> Exercise description:
Copy the following records line for line, without changing anything, and leave out the pictures.

======

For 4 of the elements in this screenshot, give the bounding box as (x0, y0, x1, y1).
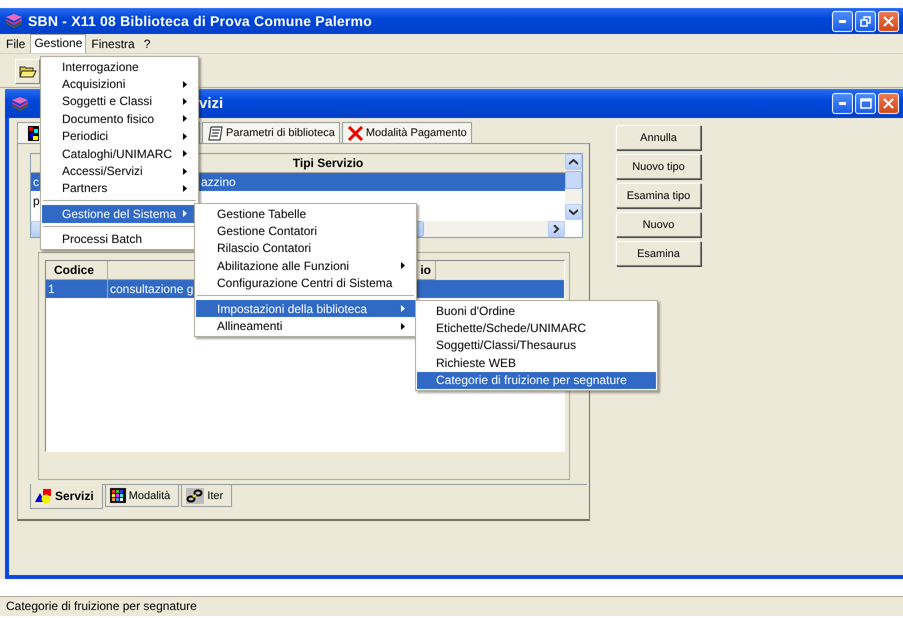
window-title: SBN - X11 08 Biblioteca di Prova Comune Palermo (28, 13, 372, 29)
column-header: Tipi Servizio (292, 156, 364, 170)
window-title: vizi (199, 95, 224, 112)
status-bar: Categorie di fruizione per segnature (0, 596, 903, 616)
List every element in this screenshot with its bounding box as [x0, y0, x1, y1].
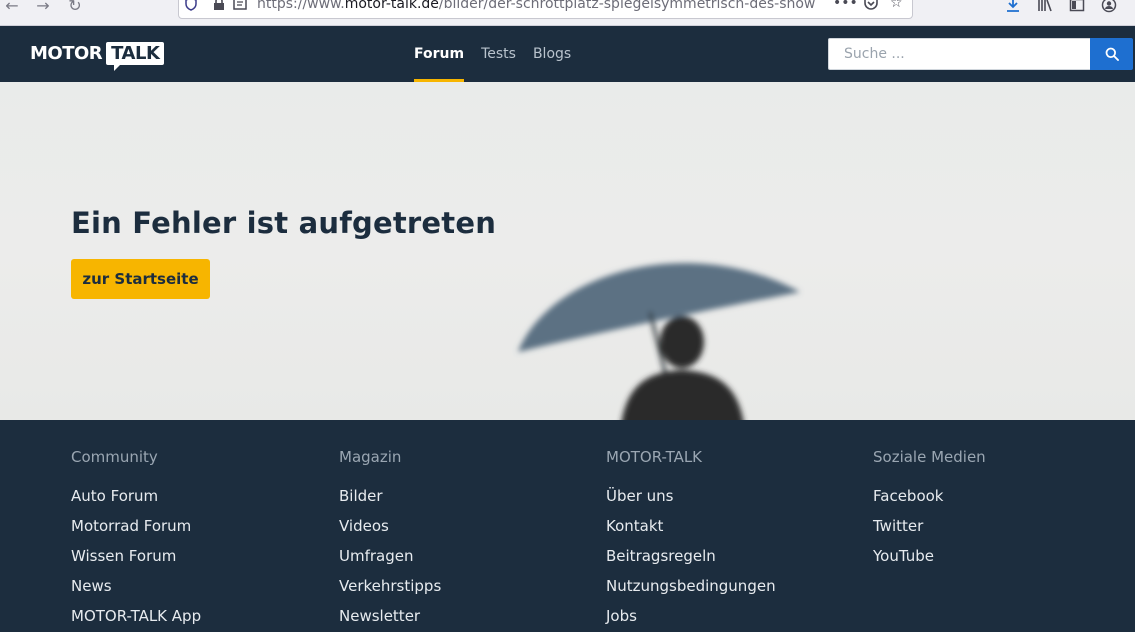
address-bar[interactable]: https://www.motor-talk.de/bilder/der-sch…	[178, 0, 913, 19]
home-button[interactable]: zur Startseite	[71, 259, 210, 299]
nav-blogs[interactable]: Blogs	[533, 27, 571, 82]
footer-heading: MOTOR-TALK	[606, 448, 703, 466]
footer-link[interactable]: Nutzungsbedingungen	[606, 576, 846, 606]
footer-link[interactable]: Verkehrstipps	[339, 576, 579, 606]
error-title: Ein Fehler ist aufgetreten	[71, 206, 497, 240]
footer-link[interactable]: Umfragen	[339, 546, 579, 576]
footer-link[interactable]: Jobs	[606, 606, 846, 632]
library-icon[interactable]	[1035, 0, 1055, 17]
footer-link[interactable]: Newsletter	[339, 606, 579, 632]
footer-link[interactable]: Kontakt	[606, 516, 846, 546]
more-icon[interactable]: •••	[833, 0, 858, 11]
reload-icon[interactable]: ↻	[65, 0, 85, 16]
forward-icon[interactable]: →	[33, 0, 53, 16]
footer-link[interactable]: Beitragsregeln	[606, 546, 846, 576]
lock-icon[interactable]	[213, 0, 227, 11]
search-icon	[1105, 47, 1119, 61]
logo-motor-text: MOTOR	[30, 42, 103, 64]
logo-talk-text: TALK	[106, 41, 165, 71]
footer-link-youtube[interactable]: YouTube	[873, 546, 1113, 576]
footer-link[interactable]: News	[71, 576, 311, 606]
shield-icon[interactable]	[185, 0, 199, 11]
site-footer: Community Auto Forum Motorrad Forum Wiss…	[0, 420, 1135, 632]
footer-column-community: Community Auto Forum Motorrad Forum Wiss…	[71, 448, 311, 632]
footer-link[interactable]: MOTOR-TALK App	[71, 606, 311, 632]
search-form	[828, 38, 1133, 70]
footer-link[interactable]: Wissen Forum	[71, 546, 311, 576]
star-icon[interactable]: ☆	[890, 0, 903, 11]
footer-link-twitter[interactable]: Twitter	[873, 516, 1113, 546]
search-input[interactable]	[828, 38, 1090, 70]
footer-link[interactable]: Motorrad Forum	[71, 516, 311, 546]
footer-heading: Magazin	[339, 448, 402, 466]
main-nav: Forum Tests Blogs	[414, 27, 571, 82]
sidebar-icon[interactable]	[1067, 0, 1087, 17]
pocket-icon[interactable]	[863, 0, 879, 15]
download-icon[interactable]	[1003, 0, 1023, 17]
url-text: https://www.motor-talk.de/bilder/der-sch…	[257, 0, 827, 12]
footer-link[interactable]: Videos	[339, 516, 579, 546]
browser-toolbar: ← → ↻ https://www.motor-talk.de/bilder/d…	[0, 0, 1135, 26]
motor-talk-logo[interactable]: MOTOR TALK	[30, 39, 165, 71]
back-icon[interactable]: ←	[2, 0, 22, 16]
footer-heading: Community	[71, 448, 158, 466]
account-icon[interactable]	[1099, 0, 1119, 17]
url-path: /bilder/der-schrottplatz-spiegelsymmetri…	[438, 0, 816, 12]
umbrella-person-illustration	[518, 263, 800, 420]
url-prefix: https://www.	[257, 0, 345, 12]
footer-link-facebook[interactable]: Facebook	[873, 486, 1113, 516]
reader-icon[interactable]	[233, 0, 247, 11]
site-header: MOTOR TALK Forum Tests Blogs	[0, 27, 1135, 82]
footer-heading: Soziale Medien	[873, 448, 986, 466]
footer-link[interactable]: Auto Forum	[71, 486, 311, 516]
error-hero: Ein Fehler ist aufgetreten zur Startseit…	[0, 82, 1135, 420]
footer-column-motor-talk: MOTOR-TALK Über uns Kontakt Beitragsrege…	[606, 448, 846, 632]
nav-forum[interactable]: Forum	[414, 27, 465, 82]
nav-tests[interactable]: Tests	[481, 27, 516, 82]
url-host: motor-talk.de	[344, 0, 439, 12]
footer-link[interactable]: Über uns	[606, 486, 846, 516]
footer-column-magazin: Magazin Bilder Videos Umfragen Verkehrst…	[339, 448, 579, 632]
footer-column-social: Soziale Medien Facebook Twitter YouTube	[873, 448, 1113, 576]
search-button[interactable]	[1090, 38, 1133, 70]
footer-link[interactable]: Bilder	[339, 486, 579, 516]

======

> Task answer:
For 4 of the elements in this screenshot, give the bounding box as (x0, y0, x1, y1).
window-title: SBN - X11 08 Biblioteca di Prova Comune Palermo (28, 13, 372, 29)
column-header: Tipi Servizio (292, 156, 364, 170)
window-title: vizi (199, 95, 224, 112)
status-bar: Categorie di fruizione per segnature (0, 596, 903, 616)
List every element in this screenshot with its bounding box as [x0, y0, x1, y1].
address-bar[interactable]: https://www.motor-talk.de/bilder/der-sch…	[178, 0, 913, 19]
home-button[interactable]: zur Startseite	[71, 259, 210, 299]
nav-blogs[interactable]: Blogs	[533, 27, 571, 82]
footer-heading: MOTOR-TALK	[606, 448, 703, 466]
footer-link[interactable]: Nutzungsbedingungen	[606, 576, 846, 606]
footer-link[interactable]: Verkehrstipps	[339, 576, 579, 606]
error-title: Ein Fehler ist aufgetreten	[71, 206, 497, 240]
footer-link[interactable]: Umfragen	[339, 546, 579, 576]
footer-link[interactable]: Jobs	[606, 606, 846, 632]
library-icon[interactable]	[1035, 0, 1055, 17]
footer-link[interactable]: Newsletter	[339, 606, 579, 632]
footer-link[interactable]: Kontakt	[606, 516, 846, 546]
more-icon[interactable]: •••	[833, 0, 858, 11]
reload-icon[interactable]: ↻	[65, 0, 85, 16]
forward-icon[interactable]: →	[33, 0, 53, 16]
footer-link[interactable]: Beitragsregeln	[606, 546, 846, 576]
lock-icon[interactable]	[213, 0, 227, 11]
search-icon	[1105, 47, 1119, 61]
logo-motor-text: MOTOR	[30, 42, 103, 64]
logo-talk-text: TALK	[106, 41, 165, 71]
footer-link-youtube[interactable]: YouTube	[873, 546, 1113, 576]
footer-link[interactable]: News	[71, 576, 311, 606]
shield-icon[interactable]	[185, 0, 199, 11]
site-footer: Community Auto Forum Motorrad Forum Wiss…	[0, 420, 1135, 632]
footer-column-community: Community Auto Forum Motorrad Forum Wiss…	[71, 448, 311, 632]
footer-link[interactable]: MOTOR-TALK App	[71, 606, 311, 632]
search-form	[828, 38, 1133, 70]
footer-link[interactable]: Wissen Forum	[71, 546, 311, 576]
star-icon[interactable]: ☆	[890, 0, 903, 11]
footer-link-twitter[interactable]: Twitter	[873, 516, 1113, 546]
search-input[interactable]	[828, 38, 1090, 70]
footer-link[interactable]: Motorrad Forum	[71, 516, 311, 546]
footer-heading: Magazin	[339, 448, 402, 466]
main-nav: Forum Tests Blogs	[414, 27, 571, 82]
sidebar-icon[interactable]	[1067, 0, 1087, 17]
pocket-icon[interactable]	[863, 0, 879, 15]
download-icon[interactable]	[1003, 0, 1023, 17]
url-text: https://www.motor-talk.de/bilder/der-sch…	[257, 0, 827, 12]
footer-link[interactable]: Videos	[339, 516, 579, 546]
browser-toolbar: ← → ↻ https://www.motor-talk.de/bilder/d…	[0, 0, 1135, 26]
motor-talk-logo[interactable]: MOTOR TALK	[30, 39, 165, 71]
back-icon[interactable]: ←	[2, 0, 22, 16]
footer-heading: Community	[71, 448, 158, 466]
account-icon[interactable]	[1099, 0, 1119, 17]
url-path: /bilder/der-schrottplatz-spiegelsymmetri…	[438, 0, 816, 12]
umbrella-person-illustration	[518, 263, 800, 420]
url-prefix: https://www.	[257, 0, 345, 12]
footer-link-facebook[interactable]: Facebook	[873, 486, 1113, 516]
reader-icon[interactable]	[233, 0, 247, 11]
site-header: MOTOR TALK Forum Tests Blogs	[0, 27, 1135, 82]
footer-heading: Soziale Medien	[873, 448, 986, 466]
footer-link[interactable]: Auto Forum	[71, 486, 311, 516]
error-hero: Ein Fehler ist aufgetreten zur Startseit…	[0, 82, 1135, 420]
footer-column-motor-talk: MOTOR-TALK Über uns Kontakt Beitragsrege…	[606, 448, 846, 632]
nav-forum[interactable]: Forum	[414, 27, 465, 82]
nav-tests[interactable]: Tests	[481, 27, 516, 82]
url-host: motor-talk.de	[344, 0, 439, 12]
footer-link[interactable]: Über uns	[606, 486, 846, 516]
footer-column-magazin: Magazin Bilder Videos Umfragen Verkehrst…	[339, 448, 579, 632]
footer-column-social: Soziale Medien Facebook Twitter YouTube	[873, 448, 1113, 576]
search-button[interactable]	[1090, 38, 1133, 70]
footer-link[interactable]: Bilder	[339, 486, 579, 516]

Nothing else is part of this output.